- [Job]: Output all the material that follows, exactly as given.
________
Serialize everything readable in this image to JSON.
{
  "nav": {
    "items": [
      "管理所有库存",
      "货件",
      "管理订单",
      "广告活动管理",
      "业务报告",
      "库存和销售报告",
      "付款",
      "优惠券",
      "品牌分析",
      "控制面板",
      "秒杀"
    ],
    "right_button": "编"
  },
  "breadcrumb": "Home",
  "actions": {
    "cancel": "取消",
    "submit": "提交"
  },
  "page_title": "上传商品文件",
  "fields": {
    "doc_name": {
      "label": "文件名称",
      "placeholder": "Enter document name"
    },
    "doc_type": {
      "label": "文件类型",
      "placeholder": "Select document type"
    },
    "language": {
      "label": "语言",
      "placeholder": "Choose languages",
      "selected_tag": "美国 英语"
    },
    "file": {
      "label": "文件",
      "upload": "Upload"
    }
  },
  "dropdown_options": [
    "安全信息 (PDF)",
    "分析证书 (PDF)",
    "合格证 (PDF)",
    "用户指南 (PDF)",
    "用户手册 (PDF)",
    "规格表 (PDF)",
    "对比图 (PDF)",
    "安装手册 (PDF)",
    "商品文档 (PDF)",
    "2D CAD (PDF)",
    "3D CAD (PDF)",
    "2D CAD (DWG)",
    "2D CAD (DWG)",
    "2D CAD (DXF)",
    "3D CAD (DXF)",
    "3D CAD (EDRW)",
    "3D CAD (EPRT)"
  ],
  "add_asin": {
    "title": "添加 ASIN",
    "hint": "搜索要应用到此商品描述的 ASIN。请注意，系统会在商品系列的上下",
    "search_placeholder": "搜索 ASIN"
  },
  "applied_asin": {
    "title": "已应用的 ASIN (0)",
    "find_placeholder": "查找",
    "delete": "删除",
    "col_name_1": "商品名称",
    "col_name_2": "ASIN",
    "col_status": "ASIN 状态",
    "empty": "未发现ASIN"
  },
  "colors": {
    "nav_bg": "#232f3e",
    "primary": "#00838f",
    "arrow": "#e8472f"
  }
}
________
- [Solution for this problem]:
Serialize everything readable in this image to JSON.
{
  "nav": {
    "items": [
      "管理所有库存",
      "货件",
      "管理订单",
      "广告活动管理",
      "业务报告",
      "库存和销售报告",
      "付款",
      "优惠券",
      "品牌分析",
      "控制面板",
      "秒杀"
    ],
    "right_button": "编"
  },
  "breadcrumb": "Home",
  "actions": {
    "cancel": "取消",
    "submit": "提交"
  },
  "page_title": "上传商品文件",
  "fields": {
    "doc_name": {
      "label": "文件名称",
      "placeholder": "Enter document name"
    },
    "doc_type": {
      "label": "文件类型",
      "placeholder": "Select document type"
    },
    "language": {
      "label": "语言",
      "placeholder": "Choose languages",
      "selected_tag": "美国 英语"
    },
    "file": {
      "label": "文件",
      "upload": "Upload"
    }
  },
  "dropdown_options": [
    "安全信息 (PDF)",
    "分析证书 (PDF)",
    "合格证 (PDF)",
    "用户指南 (PDF)",
    "用户手册 (PDF)",
    "规格表 (PDF)",
    "对比图 (PDF)",
    "安装手册 (PDF)",
    "商品文档 (PDF)",
    "2D CAD (PDF)",
    "3D CAD (PDF)",
    "2D CAD (DWG)",
    "2D CAD (DWG)",
    "2D CAD (DXF)",
    "3D CAD (DXF)",
    "3D CAD (EDRW)",
    "3D CAD (EPRT)"
  ],
  "add_asin": {
    "title": "添加 ASIN",
    "hint": "搜索要应用到此商品描述的 ASIN。请注意，系统会在商品系列的上下",
    "search_placeholder": "搜索 ASIN"
  },
  "applied_asin": {
    "title": "已应用的 ASIN (0)",
    "find_placeholder": "查找",
    "delete": "删除",
    "col_name_1": "商品名称",
    "col_name_2": "ASIN",
    "col_status": "ASIN 状态",
    "empty": "未发现ASIN"
  },
  "colors": {
    "nav_bg": "#232f3e",
    "primary": "#00838f",
    "arrow": "#e8472f"
  }
}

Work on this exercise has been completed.